(Written task)
Reproduce the data below, replacing every instance of "watermark-text" with "overlay-text" and keeping everything else unchanged. Omit the pictures from your answer.

(Dataset rows)
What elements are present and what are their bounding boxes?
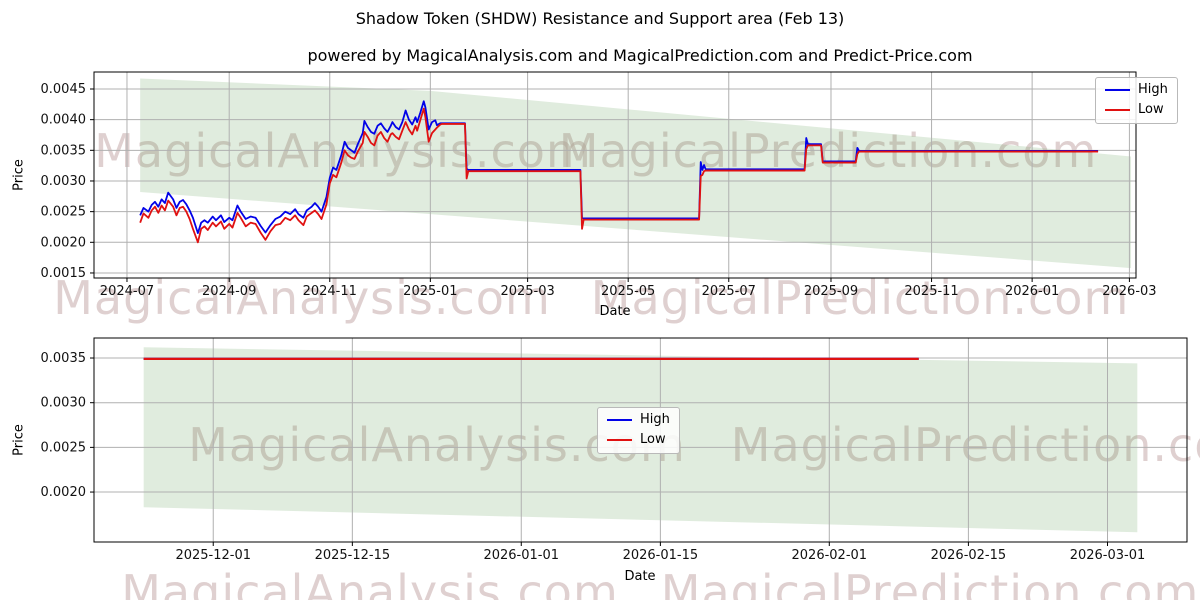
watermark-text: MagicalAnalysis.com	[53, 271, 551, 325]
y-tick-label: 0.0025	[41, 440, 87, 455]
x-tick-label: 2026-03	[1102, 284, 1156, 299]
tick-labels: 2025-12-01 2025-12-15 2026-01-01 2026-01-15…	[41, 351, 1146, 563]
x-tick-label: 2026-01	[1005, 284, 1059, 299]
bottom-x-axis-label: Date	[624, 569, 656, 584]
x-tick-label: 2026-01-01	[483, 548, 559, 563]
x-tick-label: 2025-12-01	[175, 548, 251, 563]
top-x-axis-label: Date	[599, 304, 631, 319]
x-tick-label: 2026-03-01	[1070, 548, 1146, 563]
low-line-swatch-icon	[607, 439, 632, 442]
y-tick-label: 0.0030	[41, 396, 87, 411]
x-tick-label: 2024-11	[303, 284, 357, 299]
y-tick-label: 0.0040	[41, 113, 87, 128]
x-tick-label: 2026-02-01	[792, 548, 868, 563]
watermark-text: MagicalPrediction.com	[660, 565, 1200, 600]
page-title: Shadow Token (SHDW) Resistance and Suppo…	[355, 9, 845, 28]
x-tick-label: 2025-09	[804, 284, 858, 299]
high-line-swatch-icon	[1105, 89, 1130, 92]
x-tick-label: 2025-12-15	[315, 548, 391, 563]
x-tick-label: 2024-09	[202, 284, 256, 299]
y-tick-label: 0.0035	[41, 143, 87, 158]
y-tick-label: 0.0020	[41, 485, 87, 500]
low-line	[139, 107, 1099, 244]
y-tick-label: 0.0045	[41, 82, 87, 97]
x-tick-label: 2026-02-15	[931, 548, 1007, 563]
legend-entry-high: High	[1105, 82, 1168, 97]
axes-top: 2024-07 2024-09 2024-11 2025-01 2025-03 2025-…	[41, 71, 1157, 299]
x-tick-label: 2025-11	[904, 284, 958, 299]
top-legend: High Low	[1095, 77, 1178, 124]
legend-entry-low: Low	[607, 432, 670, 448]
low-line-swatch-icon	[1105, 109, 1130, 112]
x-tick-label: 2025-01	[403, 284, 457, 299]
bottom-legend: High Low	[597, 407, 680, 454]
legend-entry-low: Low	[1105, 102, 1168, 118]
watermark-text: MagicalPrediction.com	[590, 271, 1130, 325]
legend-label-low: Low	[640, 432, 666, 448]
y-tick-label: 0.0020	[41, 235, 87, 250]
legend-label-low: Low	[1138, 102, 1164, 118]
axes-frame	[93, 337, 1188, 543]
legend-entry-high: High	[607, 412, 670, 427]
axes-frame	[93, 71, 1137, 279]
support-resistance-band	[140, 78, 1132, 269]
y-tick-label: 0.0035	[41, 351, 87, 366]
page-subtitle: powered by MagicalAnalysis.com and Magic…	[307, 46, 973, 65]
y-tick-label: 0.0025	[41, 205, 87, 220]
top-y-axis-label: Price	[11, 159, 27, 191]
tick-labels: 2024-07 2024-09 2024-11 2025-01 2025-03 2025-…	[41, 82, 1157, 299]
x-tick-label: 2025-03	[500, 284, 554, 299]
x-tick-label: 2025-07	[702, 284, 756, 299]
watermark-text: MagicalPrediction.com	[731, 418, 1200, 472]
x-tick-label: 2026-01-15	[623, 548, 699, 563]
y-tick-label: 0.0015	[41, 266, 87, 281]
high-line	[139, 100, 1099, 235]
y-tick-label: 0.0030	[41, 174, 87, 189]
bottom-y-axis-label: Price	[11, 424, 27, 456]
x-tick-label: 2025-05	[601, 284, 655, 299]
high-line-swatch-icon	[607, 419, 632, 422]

(Full response)
What elements are present and what are their bounding boxes?
overlay-text: MagicalAnalysis.com	[53, 271, 551, 325]
y-tick-label: 0.0025	[41, 440, 87, 455]
x-tick-label: 2026-03	[1102, 284, 1156, 299]
tick-labels: 2025-12-01 2025-12-15 2026-01-01 2026-01-15…	[41, 351, 1146, 563]
x-tick-label: 2026-01	[1005, 284, 1059, 299]
bottom-x-axis-label: Date	[624, 569, 656, 584]
x-tick-label: 2026-01-01	[483, 548, 559, 563]
x-tick-label: 2025-12-01	[175, 548, 251, 563]
top-x-axis-label: Date	[599, 304, 631, 319]
x-tick-label: 2026-03-01	[1070, 548, 1146, 563]
low-line-swatch-icon	[607, 439, 632, 442]
y-tick-label: 0.0030	[41, 396, 87, 411]
x-tick-label: 2024-11	[303, 284, 357, 299]
y-tick-label: 0.0040	[41, 113, 87, 128]
x-tick-label: 2026-02-01	[792, 548, 868, 563]
overlay-text: MagicalPrediction.com	[660, 565, 1200, 600]
page-title: Shadow Token (SHDW) Resistance and Suppo…	[355, 9, 845, 28]
x-tick-label: 2025-09	[804, 284, 858, 299]
high-line-swatch-icon	[1105, 89, 1130, 92]
x-tick-label: 2025-12-15	[315, 548, 391, 563]
x-tick-label: 2024-09	[202, 284, 256, 299]
y-tick-label: 0.0035	[41, 143, 87, 158]
y-tick-label: 0.0020	[41, 485, 87, 500]
low-line	[139, 107, 1099, 244]
y-tick-label: 0.0045	[41, 82, 87, 97]
x-tick-label: 2026-02-15	[931, 548, 1007, 563]
legend-entry-high: High	[1105, 82, 1168, 97]
axes-top: 2024-07 2024-09 2024-11 2025-01 2025-03 2025-…	[41, 71, 1157, 299]
x-tick-label: 2025-11	[904, 284, 958, 299]
top-legend: High Low	[1095, 77, 1178, 124]
legend-entry-low: Low	[607, 432, 670, 448]
low-line-swatch-icon	[1105, 109, 1130, 112]
x-tick-label: 2025-01	[403, 284, 457, 299]
bottom-legend: High Low	[597, 407, 680, 454]
legend-entry-low: Low	[1105, 102, 1168, 118]
overlay-text: MagicalPrediction.com	[590, 271, 1130, 325]
legend-label-low: Low	[640, 432, 666, 448]
y-tick-label: 0.0020	[41, 235, 87, 250]
legend-label-low: Low	[1138, 102, 1164, 118]
axes-frame	[93, 337, 1188, 543]
legend-entry-high: High	[607, 412, 670, 427]
axes-frame	[93, 71, 1137, 279]
support-resistance-band	[140, 78, 1132, 269]
y-tick-label: 0.0035	[41, 351, 87, 366]
page-subtitle: powered by MagicalAnalysis.com and Magic…	[307, 46, 973, 65]
y-tick-label: 0.0025	[41, 205, 87, 220]
top-y-axis-label: Price	[11, 159, 27, 191]
tick-labels: 2024-07 2024-09 2024-11 2025-01 2025-03 2025-…	[41, 82, 1157, 299]
x-tick-label: 2025-03	[500, 284, 554, 299]
x-tick-label: 2025-07	[702, 284, 756, 299]
overlay-text: MagicalPrediction.com	[731, 418, 1200, 472]
x-tick-label: 2026-01-15	[623, 548, 699, 563]
y-tick-label: 0.0015	[41, 266, 87, 281]
high-line	[139, 100, 1099, 235]
y-tick-label: 0.0030	[41, 174, 87, 189]
bottom-y-axis-label: Price	[11, 424, 27, 456]
x-tick-label: 2025-05	[601, 284, 655, 299]
high-line-swatch-icon	[607, 419, 632, 422]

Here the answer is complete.